▸ SUPPLIED DATA:
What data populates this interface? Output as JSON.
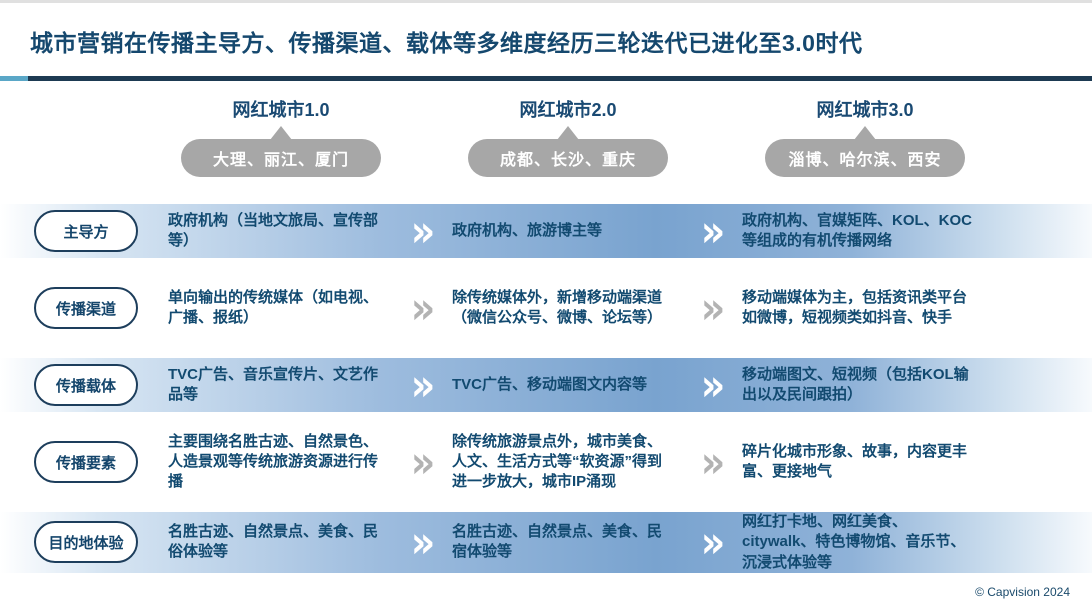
{
  "title": "城市营销在传播主导方、传播渠道、载体等多维度经历三轮迭代已进化至3.0时代",
  "columns": [
    {
      "header": "网红城市1.0",
      "cities": "大理、丽江、厦门"
    },
    {
      "header": "网红城市2.0",
      "cities": "成都、长沙、重庆"
    },
    {
      "header": "网红城市3.0",
      "cities": "淄博、哈尔滨、西安"
    }
  ],
  "rows": [
    {
      "label": "主导方",
      "highlight": true,
      "cells": [
        "政府机构（当地文旅局、宣传部等）",
        "政府机构、旅游博主等",
        "政府机构、官媒矩阵、KOL、KOC等组成的有机传播网络"
      ]
    },
    {
      "label": "传播渠道",
      "highlight": false,
      "cells": [
        "单向输出的传统媒体（如电视、广播、报纸）",
        "除传统媒体外，新增移动端渠道（微信公众号、微博、论坛等）",
        "移动端媒体为主，包括资讯类平台如微博，短视频类如抖音、快手"
      ]
    },
    {
      "label": "传播载体",
      "highlight": true,
      "cells": [
        "TVC广告、音乐宣传片、文艺作品等",
        "TVC广告、移动端图文内容等",
        "移动端图文、短视频（包括KOL输出以及民间跟拍）"
      ]
    },
    {
      "label": "传播要素",
      "highlight": false,
      "cells": [
        "主要围绕名胜古迹、自然景色、人造景观等传统旅游资源进行传播",
        "除传统旅游景点外，城市美食、人文、生活方式等“软资源”得到进一步放大，城市IP涌现",
        "碎片化城市形象、故事，内容更丰富、更接地气"
      ]
    },
    {
      "label": "目的地体验",
      "highlight": true,
      "cells": [
        "名胜古迹、自然景点、美食、民俗体验等",
        "名胜古迹、自然景点、美食、民宿体验等",
        "网红打卡地、网红美食、citywalk、特色博物馆、音乐节、沉浸式体验等"
      ]
    }
  ],
  "chevron_glyph": "»",
  "footer": "© Capvision 2024",
  "colors": {
    "title_text": "#15486e",
    "header_text": "#1a4a73",
    "cell_text": "#124a70",
    "divider_cyan": "#5aa7c7",
    "divider_navy": "#1d3a52",
    "band_blue": "#79a3cf",
    "city_pill_gray": "#a7a7a7",
    "chevron_on_band": "#ffffff",
    "chevron_on_plain": "#b3b3b3"
  }
}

▸ WHAT YOU ARE ASKED TO DO: Report how many lines of the entries hold the word "政府机构". Nothing else is needed.

▸ SOLVED PROBLEM: 3